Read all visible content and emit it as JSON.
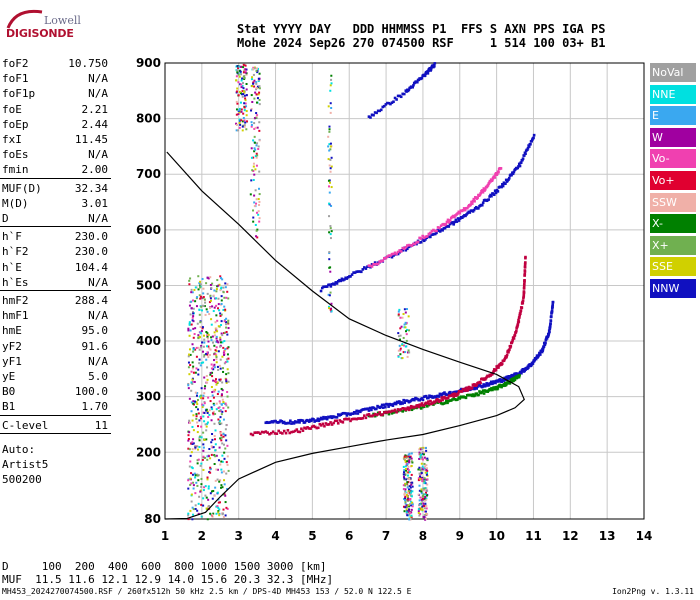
{
  "logo": {
    "line1": "Lowell",
    "line2": "DIGISONDE"
  },
  "header": {
    "labels": "Stat YYYY DAY   DDD HHMMSS P1  FFS S AXN PPS IGA PS",
    "values": "Mohe 2024 Sep26 270 074500 RSF     1 514 100 03+ B1"
  },
  "params_group1": [
    {
      "label": "foF2",
      "value": "10.750"
    },
    {
      "label": "foF1",
      "value": "N/A"
    },
    {
      "label": "foF1p",
      "value": "N/A"
    },
    {
      "label": "foE",
      "value": "2.21"
    },
    {
      "label": "foEp",
      "value": "2.44"
    },
    {
      "label": "fxI",
      "value": "11.45"
    },
    {
      "label": "foEs",
      "value": "N/A"
    },
    {
      "label": "fmin",
      "value": "2.00"
    }
  ],
  "params_group2": [
    {
      "label": "MUF(D)",
      "value": "32.34"
    },
    {
      "label": "M(D)",
      "value": "3.01"
    },
    {
      "label": "D",
      "value": "N/A"
    }
  ],
  "params_group3": [
    {
      "label": "h`F",
      "value": "230.0"
    },
    {
      "label": "h`F2",
      "value": "230.0"
    },
    {
      "label": "h`E",
      "value": "104.4"
    },
    {
      "label": "h`Es",
      "value": "N/A"
    }
  ],
  "params_group4": [
    {
      "label": "hmF2",
      "value": "288.4"
    },
    {
      "label": "hmF1",
      "value": "N/A"
    },
    {
      "label": "hmE",
      "value": "95.0"
    },
    {
      "label": "yF2",
      "value": "91.6"
    },
    {
      "label": "yF1",
      "value": "N/A"
    },
    {
      "label": "yE",
      "value": "5.0"
    },
    {
      "label": "B0",
      "value": "100.0"
    },
    {
      "label": "B1",
      "value": "1.70"
    }
  ],
  "params_group5": [
    {
      "label": "C-level",
      "value": "11"
    }
  ],
  "auto": {
    "line1": "Auto:",
    "line2": "Artist5",
    "line3": "500200"
  },
  "legend": [
    {
      "name": "NoVal",
      "color": "#a0a0a0"
    },
    {
      "name": "NNE",
      "color": "#00e0e0"
    },
    {
      "name": "E",
      "color": "#3aa8f0"
    },
    {
      "name": "W",
      "color": "#a000a0"
    },
    {
      "name": "Vo-",
      "color": "#f040b0"
    },
    {
      "name": "Vo+",
      "color": "#e00030"
    },
    {
      "name": "SSW",
      "color": "#f0b0a8"
    },
    {
      "name": "X-",
      "color": "#008000"
    },
    {
      "name": "X+",
      "color": "#70b050"
    },
    {
      "name": "SSE",
      "color": "#d0d000"
    },
    {
      "name": "NNW",
      "color": "#1010c0"
    }
  ],
  "bottom": {
    "line1": "D     100  200  400  600  800 1000 1500 3000 [km]",
    "line2": "MUF  11.5 11.6 12.1 12.9 14.0 15.6 20.3 32.3 [MHz]"
  },
  "footer": {
    "left": "MH453_2024270074500.RSF / 260fx512h 50 kHz 2.5 km / DPS-4D MH453 153 / 52.0 N 122.5 E",
    "right": "Ion2Png v. 1.3.11"
  },
  "chart_data": {
    "type": "scatter",
    "xlim": [
      1,
      14
    ],
    "ylim": [
      80,
      900
    ],
    "xticks": [
      1,
      2,
      3,
      4,
      5,
      6,
      7,
      8,
      9,
      10,
      11,
      12,
      13,
      14
    ],
    "yticks": [
      80,
      200,
      300,
      400,
      500,
      600,
      700,
      800,
      900
    ],
    "series": [
      {
        "color": "#1010c0",
        "x": [
          3.7,
          4.5,
          5.2,
          6.0,
          6.8,
          7.5,
          8.2,
          8.8,
          9.3,
          9.8,
          10.2,
          10.6,
          10.9,
          11.2,
          11.4,
          11.5
        ],
        "y": [
          258,
          256,
          262,
          272,
          284,
          294,
          302,
          310,
          318,
          326,
          334,
          345,
          360,
          385,
          420,
          475
        ]
      },
      {
        "color": "#008000",
        "x": [
          6.5,
          7.5,
          8.5,
          9.3,
          9.9,
          10.3,
          10.6
        ],
        "y": [
          268,
          278,
          292,
          305,
          316,
          328,
          340
        ]
      },
      {
        "color": "#c00040",
        "x": [
          3.3,
          4.5,
          5.5,
          6.5,
          7.5,
          8.2,
          8.8,
          9.3,
          9.8,
          10.2,
          10.5,
          10.7,
          10.75
        ],
        "y": [
          236,
          240,
          255,
          268,
          280,
          292,
          305,
          320,
          342,
          370,
          420,
          480,
          555
        ]
      },
      {
        "color": "#1010c0",
        "x": [
          5.2,
          6.0,
          7.0,
          8.0,
          8.8,
          9.5,
          10.1,
          10.6,
          11.0
        ],
        "y": [
          495,
          520,
          552,
          585,
          615,
          645,
          680,
          720,
          775
        ]
      },
      {
        "color": "#f040b0",
        "x": [
          6.5,
          7.5,
          8.5,
          9.2,
          9.7,
          10.1
        ],
        "y": [
          535,
          570,
          610,
          645,
          680,
          715
        ]
      },
      {
        "color": "#1010c0",
        "x": [
          6.5,
          7.5,
          8.0,
          8.3
        ],
        "y": [
          805,
          850,
          880,
          900
        ]
      }
    ],
    "profile": {
      "x": [
        1.0,
        1.6,
        2.1,
        2.5,
        3.0,
        4.0,
        5.0,
        6.0,
        7.0,
        8.0,
        9.0,
        10.0,
        10.5,
        10.75,
        10.6,
        10.0,
        9.0,
        8.0,
        7.0,
        6.0,
        5.0,
        4.0,
        3.0,
        2.0,
        1.05
      ],
      "y": [
        80,
        81,
        92,
        120,
        152,
        182,
        198,
        210,
        222,
        232,
        248,
        266,
        280,
        295,
        318,
        340,
        362,
        385,
        410,
        440,
        490,
        545,
        610,
        670,
        740
      ]
    },
    "noise": [
      {
        "x": [
          1.6,
          2.7
        ],
        "y": [
          80,
          520
        ],
        "n": 700
      },
      {
        "x": [
          2.9,
          3.2
        ],
        "y": [
          780,
          900
        ],
        "n": 120
      },
      {
        "x": [
          3.3,
          3.55
        ],
        "y": [
          580,
          900
        ],
        "n": 120
      },
      {
        "x": [
          7.45,
          7.7
        ],
        "y": [
          80,
          200
        ],
        "n": 160
      },
      {
        "x": [
          7.85,
          8.1
        ],
        "y": [
          80,
          210
        ],
        "n": 160
      },
      {
        "x": [
          7.3,
          7.6
        ],
        "y": [
          370,
          460
        ],
        "n": 50
      },
      {
        "x": [
          5.4,
          5.5
        ],
        "y": [
          440,
          900
        ],
        "n": 60
      }
    ]
  }
}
------------------------------------
The records above must be printed exactly; the pictures stay out.

Read all visible content and emit it as JSON.
{
  "logo": {
    "line1": "Lowell",
    "line2": "DIGISONDE"
  },
  "header": {
    "labels": "Stat YYYY DAY   DDD HHMMSS P1  FFS S AXN PPS IGA PS",
    "values": "Mohe 2024 Sep26 270 074500 RSF     1 514 100 03+ B1"
  },
  "params_group1": [
    {
      "label": "foF2",
      "value": "10.750"
    },
    {
      "label": "foF1",
      "value": "N/A"
    },
    {
      "label": "foF1p",
      "value": "N/A"
    },
    {
      "label": "foE",
      "value": "2.21"
    },
    {
      "label": "foEp",
      "value": "2.44"
    },
    {
      "label": "fxI",
      "value": "11.45"
    },
    {
      "label": "foEs",
      "value": "N/A"
    },
    {
      "label": "fmin",
      "value": "2.00"
    }
  ],
  "params_group2": [
    {
      "label": "MUF(D)",
      "value": "32.34"
    },
    {
      "label": "M(D)",
      "value": "3.01"
    },
    {
      "label": "D",
      "value": "N/A"
    }
  ],
  "params_group3": [
    {
      "label": "h`F",
      "value": "230.0"
    },
    {
      "label": "h`F2",
      "value": "230.0"
    },
    {
      "label": "h`E",
      "value": "104.4"
    },
    {
      "label": "h`Es",
      "value": "N/A"
    }
  ],
  "params_group4": [
    {
      "label": "hmF2",
      "value": "288.4"
    },
    {
      "label": "hmF1",
      "value": "N/A"
    },
    {
      "label": "hmE",
      "value": "95.0"
    },
    {
      "label": "yF2",
      "value": "91.6"
    },
    {
      "label": "yF1",
      "value": "N/A"
    },
    {
      "label": "yE",
      "value": "5.0"
    },
    {
      "label": "B0",
      "value": "100.0"
    },
    {
      "label": "B1",
      "value": "1.70"
    }
  ],
  "params_group5": [
    {
      "label": "C-level",
      "value": "11"
    }
  ],
  "auto": {
    "line1": "Auto:",
    "line2": "Artist5",
    "line3": "500200"
  },
  "legend": [
    {
      "name": "NoVal",
      "color": "#a0a0a0"
    },
    {
      "name": "NNE",
      "color": "#00e0e0"
    },
    {
      "name": "E",
      "color": "#3aa8f0"
    },
    {
      "name": "W",
      "color": "#a000a0"
    },
    {
      "name": "Vo-",
      "color": "#f040b0"
    },
    {
      "name": "Vo+",
      "color": "#e00030"
    },
    {
      "name": "SSW",
      "color": "#f0b0a8"
    },
    {
      "name": "X-",
      "color": "#008000"
    },
    {
      "name": "X+",
      "color": "#70b050"
    },
    {
      "name": "SSE",
      "color": "#d0d000"
    },
    {
      "name": "NNW",
      "color": "#1010c0"
    }
  ],
  "bottom": {
    "line1": "D     100  200  400  600  800 1000 1500 3000 [km]",
    "line2": "MUF  11.5 11.6 12.1 12.9 14.0 15.6 20.3 32.3 [MHz]"
  },
  "footer": {
    "left": "MH453_2024270074500.RSF / 260fx512h 50 kHz 2.5 km / DPS-4D MH453 153 / 52.0 N 122.5 E",
    "right": "Ion2Png v. 1.3.11"
  },
  "chart_data": {
    "type": "scatter",
    "xlim": [
      1,
      14
    ],
    "ylim": [
      80,
      900
    ],
    "xticks": [
      1,
      2,
      3,
      4,
      5,
      6,
      7,
      8,
      9,
      10,
      11,
      12,
      13,
      14
    ],
    "yticks": [
      80,
      200,
      300,
      400,
      500,
      600,
      700,
      800,
      900
    ],
    "series": [
      {
        "color": "#1010c0",
        "x": [
          3.7,
          4.5,
          5.2,
          6.0,
          6.8,
          7.5,
          8.2,
          8.8,
          9.3,
          9.8,
          10.2,
          10.6,
          10.9,
          11.2,
          11.4,
          11.5
        ],
        "y": [
          258,
          256,
          262,
          272,
          284,
          294,
          302,
          310,
          318,
          326,
          334,
          345,
          360,
          385,
          420,
          475
        ]
      },
      {
        "color": "#008000",
        "x": [
          6.5,
          7.5,
          8.5,
          9.3,
          9.9,
          10.3,
          10.6
        ],
        "y": [
          268,
          278,
          292,
          305,
          316,
          328,
          340
        ]
      },
      {
        "color": "#c00040",
        "x": [
          3.3,
          4.5,
          5.5,
          6.5,
          7.5,
          8.2,
          8.8,
          9.3,
          9.8,
          10.2,
          10.5,
          10.7,
          10.75
        ],
        "y": [
          236,
          240,
          255,
          268,
          280,
          292,
          305,
          320,
          342,
          370,
          420,
          480,
          555
        ]
      },
      {
        "color": "#1010c0",
        "x": [
          5.2,
          6.0,
          7.0,
          8.0,
          8.8,
          9.5,
          10.1,
          10.6,
          11.0
        ],
        "y": [
          495,
          520,
          552,
          585,
          615,
          645,
          680,
          720,
          775
        ]
      },
      {
        "color": "#f040b0",
        "x": [
          6.5,
          7.5,
          8.5,
          9.2,
          9.7,
          10.1
        ],
        "y": [
          535,
          570,
          610,
          645,
          680,
          715
        ]
      },
      {
        "color": "#1010c0",
        "x": [
          6.5,
          7.5,
          8.0,
          8.3
        ],
        "y": [
          805,
          850,
          880,
          900
        ]
      }
    ],
    "profile": {
      "x": [
        1.0,
        1.6,
        2.1,
        2.5,
        3.0,
        4.0,
        5.0,
        6.0,
        7.0,
        8.0,
        9.0,
        10.0,
        10.5,
        10.75,
        10.6,
        10.0,
        9.0,
        8.0,
        7.0,
        6.0,
        5.0,
        4.0,
        3.0,
        2.0,
        1.05
      ],
      "y": [
        80,
        81,
        92,
        120,
        152,
        182,
        198,
        210,
        222,
        232,
        248,
        266,
        280,
        295,
        318,
        340,
        362,
        385,
        410,
        440,
        490,
        545,
        610,
        670,
        740
      ]
    },
    "noise": [
      {
        "x": [
          1.6,
          2.7
        ],
        "y": [
          80,
          520
        ],
        "n": 700
      },
      {
        "x": [
          2.9,
          3.2
        ],
        "y": [
          780,
          900
        ],
        "n": 120
      },
      {
        "x": [
          3.3,
          3.55
        ],
        "y": [
          580,
          900
        ],
        "n": 120
      },
      {
        "x": [
          7.45,
          7.7
        ],
        "y": [
          80,
          200
        ],
        "n": 160
      },
      {
        "x": [
          7.85,
          8.1
        ],
        "y": [
          80,
          210
        ],
        "n": 160
      },
      {
        "x": [
          7.3,
          7.6
        ],
        "y": [
          370,
          460
        ],
        "n": 50
      },
      {
        "x": [
          5.4,
          5.5
        ],
        "y": [
          440,
          900
        ],
        "n": 60
      }
    ]
  }
}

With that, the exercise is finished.